- _Data provided_
((

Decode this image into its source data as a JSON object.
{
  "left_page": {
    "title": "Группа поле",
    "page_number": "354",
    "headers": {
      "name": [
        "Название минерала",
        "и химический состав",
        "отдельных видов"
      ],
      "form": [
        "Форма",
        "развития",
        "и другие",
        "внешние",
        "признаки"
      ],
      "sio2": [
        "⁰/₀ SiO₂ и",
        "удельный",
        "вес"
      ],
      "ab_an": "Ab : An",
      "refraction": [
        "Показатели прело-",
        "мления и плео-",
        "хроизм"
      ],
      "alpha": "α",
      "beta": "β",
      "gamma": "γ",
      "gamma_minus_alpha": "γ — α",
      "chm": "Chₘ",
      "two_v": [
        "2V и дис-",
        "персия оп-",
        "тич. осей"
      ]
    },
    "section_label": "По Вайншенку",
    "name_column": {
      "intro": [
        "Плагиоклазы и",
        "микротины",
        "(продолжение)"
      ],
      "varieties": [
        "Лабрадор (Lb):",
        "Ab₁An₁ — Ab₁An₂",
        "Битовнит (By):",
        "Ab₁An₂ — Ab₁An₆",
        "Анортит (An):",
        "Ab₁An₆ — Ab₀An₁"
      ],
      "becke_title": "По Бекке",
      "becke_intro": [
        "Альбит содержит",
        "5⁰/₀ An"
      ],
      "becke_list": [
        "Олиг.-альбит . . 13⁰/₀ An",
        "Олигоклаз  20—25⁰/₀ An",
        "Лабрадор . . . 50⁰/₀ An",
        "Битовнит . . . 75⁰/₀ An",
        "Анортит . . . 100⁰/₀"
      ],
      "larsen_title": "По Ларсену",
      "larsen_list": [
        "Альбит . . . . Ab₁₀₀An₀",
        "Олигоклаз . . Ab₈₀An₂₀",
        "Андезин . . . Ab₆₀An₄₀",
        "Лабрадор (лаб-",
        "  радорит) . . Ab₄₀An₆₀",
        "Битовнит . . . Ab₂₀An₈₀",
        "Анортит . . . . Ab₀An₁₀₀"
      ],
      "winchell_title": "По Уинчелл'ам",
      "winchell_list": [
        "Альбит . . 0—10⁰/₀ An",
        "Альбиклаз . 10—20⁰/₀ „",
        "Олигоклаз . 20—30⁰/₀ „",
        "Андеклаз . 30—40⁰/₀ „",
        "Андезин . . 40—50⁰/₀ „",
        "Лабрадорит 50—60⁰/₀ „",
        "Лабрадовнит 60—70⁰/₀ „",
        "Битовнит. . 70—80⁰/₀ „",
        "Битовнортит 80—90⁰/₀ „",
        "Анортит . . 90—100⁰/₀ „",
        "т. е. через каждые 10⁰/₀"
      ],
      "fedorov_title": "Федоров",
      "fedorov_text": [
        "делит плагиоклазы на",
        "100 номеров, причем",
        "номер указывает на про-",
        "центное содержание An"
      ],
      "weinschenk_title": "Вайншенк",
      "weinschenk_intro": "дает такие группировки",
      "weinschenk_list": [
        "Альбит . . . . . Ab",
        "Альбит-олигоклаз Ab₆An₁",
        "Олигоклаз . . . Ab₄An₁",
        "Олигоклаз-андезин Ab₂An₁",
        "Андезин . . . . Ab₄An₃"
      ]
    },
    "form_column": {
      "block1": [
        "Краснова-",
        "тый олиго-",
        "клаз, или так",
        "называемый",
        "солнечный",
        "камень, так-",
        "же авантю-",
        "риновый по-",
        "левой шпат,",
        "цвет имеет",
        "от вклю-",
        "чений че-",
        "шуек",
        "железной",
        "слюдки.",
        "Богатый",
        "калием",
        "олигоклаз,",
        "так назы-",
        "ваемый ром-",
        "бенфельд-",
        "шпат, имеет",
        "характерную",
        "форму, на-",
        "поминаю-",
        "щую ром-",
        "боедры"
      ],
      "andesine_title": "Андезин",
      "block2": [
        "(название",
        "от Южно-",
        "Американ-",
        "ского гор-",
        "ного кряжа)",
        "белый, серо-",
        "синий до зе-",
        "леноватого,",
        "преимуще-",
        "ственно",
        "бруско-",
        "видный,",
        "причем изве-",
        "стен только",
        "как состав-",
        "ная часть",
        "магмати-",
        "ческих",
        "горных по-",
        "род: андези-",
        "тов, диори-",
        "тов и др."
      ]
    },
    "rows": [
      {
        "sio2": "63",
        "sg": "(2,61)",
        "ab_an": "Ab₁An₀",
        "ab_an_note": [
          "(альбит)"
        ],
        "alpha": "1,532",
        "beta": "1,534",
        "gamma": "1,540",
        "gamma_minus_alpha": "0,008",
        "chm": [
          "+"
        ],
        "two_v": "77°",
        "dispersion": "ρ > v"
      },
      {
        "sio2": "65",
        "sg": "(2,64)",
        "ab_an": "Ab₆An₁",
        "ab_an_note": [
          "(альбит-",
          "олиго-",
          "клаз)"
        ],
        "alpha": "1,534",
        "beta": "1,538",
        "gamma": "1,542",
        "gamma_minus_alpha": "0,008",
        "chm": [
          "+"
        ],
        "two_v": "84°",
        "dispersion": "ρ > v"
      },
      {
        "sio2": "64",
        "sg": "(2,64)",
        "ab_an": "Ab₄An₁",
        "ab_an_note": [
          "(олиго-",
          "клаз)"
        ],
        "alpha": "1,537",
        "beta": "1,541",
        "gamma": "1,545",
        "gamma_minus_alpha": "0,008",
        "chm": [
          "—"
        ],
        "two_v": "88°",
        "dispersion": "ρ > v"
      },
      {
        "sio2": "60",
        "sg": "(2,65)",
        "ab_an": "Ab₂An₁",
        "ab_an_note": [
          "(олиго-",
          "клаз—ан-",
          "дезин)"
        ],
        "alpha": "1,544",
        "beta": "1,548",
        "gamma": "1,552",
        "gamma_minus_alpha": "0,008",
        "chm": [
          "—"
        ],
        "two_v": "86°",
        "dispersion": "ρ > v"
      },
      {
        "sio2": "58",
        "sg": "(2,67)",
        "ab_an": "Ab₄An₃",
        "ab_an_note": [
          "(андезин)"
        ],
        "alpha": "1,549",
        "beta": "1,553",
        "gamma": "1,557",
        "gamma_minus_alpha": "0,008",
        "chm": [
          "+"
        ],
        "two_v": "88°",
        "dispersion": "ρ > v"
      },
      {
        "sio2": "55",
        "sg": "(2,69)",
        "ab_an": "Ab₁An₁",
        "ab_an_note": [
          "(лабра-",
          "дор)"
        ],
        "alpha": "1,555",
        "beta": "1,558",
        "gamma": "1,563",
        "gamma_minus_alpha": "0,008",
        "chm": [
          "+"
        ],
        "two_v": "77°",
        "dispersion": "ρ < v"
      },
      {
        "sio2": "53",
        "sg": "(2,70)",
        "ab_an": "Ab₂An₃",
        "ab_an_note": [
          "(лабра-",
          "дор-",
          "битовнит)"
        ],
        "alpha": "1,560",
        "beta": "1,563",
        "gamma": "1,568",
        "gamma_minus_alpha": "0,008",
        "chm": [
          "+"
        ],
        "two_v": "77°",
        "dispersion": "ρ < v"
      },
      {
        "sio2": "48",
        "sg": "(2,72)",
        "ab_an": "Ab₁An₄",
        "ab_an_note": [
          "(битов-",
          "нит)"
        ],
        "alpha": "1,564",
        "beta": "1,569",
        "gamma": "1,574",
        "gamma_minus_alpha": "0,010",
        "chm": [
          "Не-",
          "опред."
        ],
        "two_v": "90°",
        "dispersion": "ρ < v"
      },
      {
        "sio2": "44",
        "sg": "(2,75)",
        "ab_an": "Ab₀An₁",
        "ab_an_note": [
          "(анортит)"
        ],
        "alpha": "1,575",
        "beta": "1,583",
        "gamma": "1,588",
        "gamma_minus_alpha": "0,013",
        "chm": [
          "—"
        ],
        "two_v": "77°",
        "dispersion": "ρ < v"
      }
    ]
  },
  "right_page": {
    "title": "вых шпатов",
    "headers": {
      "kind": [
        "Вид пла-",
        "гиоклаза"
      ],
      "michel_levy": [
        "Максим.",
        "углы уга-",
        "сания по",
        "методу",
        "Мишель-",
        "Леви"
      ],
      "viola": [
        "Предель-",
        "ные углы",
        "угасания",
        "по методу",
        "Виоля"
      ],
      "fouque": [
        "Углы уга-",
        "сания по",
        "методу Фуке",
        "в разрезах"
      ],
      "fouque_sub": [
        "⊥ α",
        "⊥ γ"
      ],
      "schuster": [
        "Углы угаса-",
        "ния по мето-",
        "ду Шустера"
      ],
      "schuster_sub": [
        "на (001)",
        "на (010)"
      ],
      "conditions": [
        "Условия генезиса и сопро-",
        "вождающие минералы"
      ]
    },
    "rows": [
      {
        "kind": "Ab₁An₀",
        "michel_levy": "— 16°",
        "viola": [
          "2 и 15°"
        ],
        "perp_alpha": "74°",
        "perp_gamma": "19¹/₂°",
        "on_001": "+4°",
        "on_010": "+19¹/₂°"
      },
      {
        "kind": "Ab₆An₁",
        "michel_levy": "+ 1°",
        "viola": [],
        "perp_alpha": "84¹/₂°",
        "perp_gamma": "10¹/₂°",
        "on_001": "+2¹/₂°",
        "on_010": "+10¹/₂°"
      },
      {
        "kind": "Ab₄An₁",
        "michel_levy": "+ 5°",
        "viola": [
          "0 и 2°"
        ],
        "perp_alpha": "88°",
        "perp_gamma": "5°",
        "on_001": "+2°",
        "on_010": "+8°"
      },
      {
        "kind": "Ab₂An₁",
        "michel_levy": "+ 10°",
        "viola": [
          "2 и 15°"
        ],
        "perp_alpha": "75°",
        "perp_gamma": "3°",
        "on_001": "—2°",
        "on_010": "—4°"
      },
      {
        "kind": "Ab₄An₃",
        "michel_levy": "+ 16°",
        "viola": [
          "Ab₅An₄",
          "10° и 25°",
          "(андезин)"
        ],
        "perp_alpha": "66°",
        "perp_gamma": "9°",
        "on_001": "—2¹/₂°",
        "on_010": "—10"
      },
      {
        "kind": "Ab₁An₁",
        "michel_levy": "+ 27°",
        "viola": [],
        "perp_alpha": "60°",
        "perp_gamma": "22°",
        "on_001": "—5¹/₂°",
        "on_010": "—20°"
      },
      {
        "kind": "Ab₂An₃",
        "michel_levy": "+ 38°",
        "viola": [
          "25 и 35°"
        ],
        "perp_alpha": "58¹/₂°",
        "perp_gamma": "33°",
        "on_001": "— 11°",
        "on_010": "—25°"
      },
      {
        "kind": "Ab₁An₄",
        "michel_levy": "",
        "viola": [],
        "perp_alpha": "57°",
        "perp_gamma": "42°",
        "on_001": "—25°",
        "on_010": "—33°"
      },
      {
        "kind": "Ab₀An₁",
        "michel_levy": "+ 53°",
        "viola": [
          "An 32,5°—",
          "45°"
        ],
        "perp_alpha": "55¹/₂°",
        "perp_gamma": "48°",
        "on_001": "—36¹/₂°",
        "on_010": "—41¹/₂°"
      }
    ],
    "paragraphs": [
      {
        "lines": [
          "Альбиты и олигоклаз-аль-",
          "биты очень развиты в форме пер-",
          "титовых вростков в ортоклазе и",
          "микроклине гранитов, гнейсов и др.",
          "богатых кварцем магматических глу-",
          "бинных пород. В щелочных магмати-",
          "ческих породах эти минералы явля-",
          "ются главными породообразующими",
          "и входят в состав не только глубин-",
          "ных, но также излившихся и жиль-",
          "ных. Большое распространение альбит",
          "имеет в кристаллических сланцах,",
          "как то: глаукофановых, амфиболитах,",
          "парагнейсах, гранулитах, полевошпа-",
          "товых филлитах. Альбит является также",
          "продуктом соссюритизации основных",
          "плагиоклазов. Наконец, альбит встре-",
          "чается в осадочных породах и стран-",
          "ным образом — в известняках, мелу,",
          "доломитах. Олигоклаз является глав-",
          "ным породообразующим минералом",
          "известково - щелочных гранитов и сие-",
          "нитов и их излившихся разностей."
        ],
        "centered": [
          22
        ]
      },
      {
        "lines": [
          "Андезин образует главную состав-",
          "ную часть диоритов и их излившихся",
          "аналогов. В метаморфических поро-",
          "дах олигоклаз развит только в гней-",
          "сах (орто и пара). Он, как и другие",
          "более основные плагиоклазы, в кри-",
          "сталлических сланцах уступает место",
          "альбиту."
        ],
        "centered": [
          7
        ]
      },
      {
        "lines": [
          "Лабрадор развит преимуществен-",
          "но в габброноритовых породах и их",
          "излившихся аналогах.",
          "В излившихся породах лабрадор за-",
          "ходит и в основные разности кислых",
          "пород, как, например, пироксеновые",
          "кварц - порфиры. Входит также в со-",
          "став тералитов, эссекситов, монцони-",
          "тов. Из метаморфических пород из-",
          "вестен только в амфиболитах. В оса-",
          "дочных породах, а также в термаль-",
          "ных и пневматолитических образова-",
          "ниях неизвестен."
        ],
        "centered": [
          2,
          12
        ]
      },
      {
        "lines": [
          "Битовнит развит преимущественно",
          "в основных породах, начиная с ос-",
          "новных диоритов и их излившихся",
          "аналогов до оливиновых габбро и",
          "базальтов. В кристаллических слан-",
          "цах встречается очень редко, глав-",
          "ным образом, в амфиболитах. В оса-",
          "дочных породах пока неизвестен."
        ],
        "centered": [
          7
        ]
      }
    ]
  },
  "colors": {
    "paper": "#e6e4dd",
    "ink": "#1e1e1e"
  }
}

))

- _Exercise description_
In the entries above, find every line with the word "Ab₄An₁" and list it.

- _Task response_
        "Олигоклаз . . . Ab₄An₁",
        "ab_an": "Ab₄An₁",
        "kind": "Ab₄An₁",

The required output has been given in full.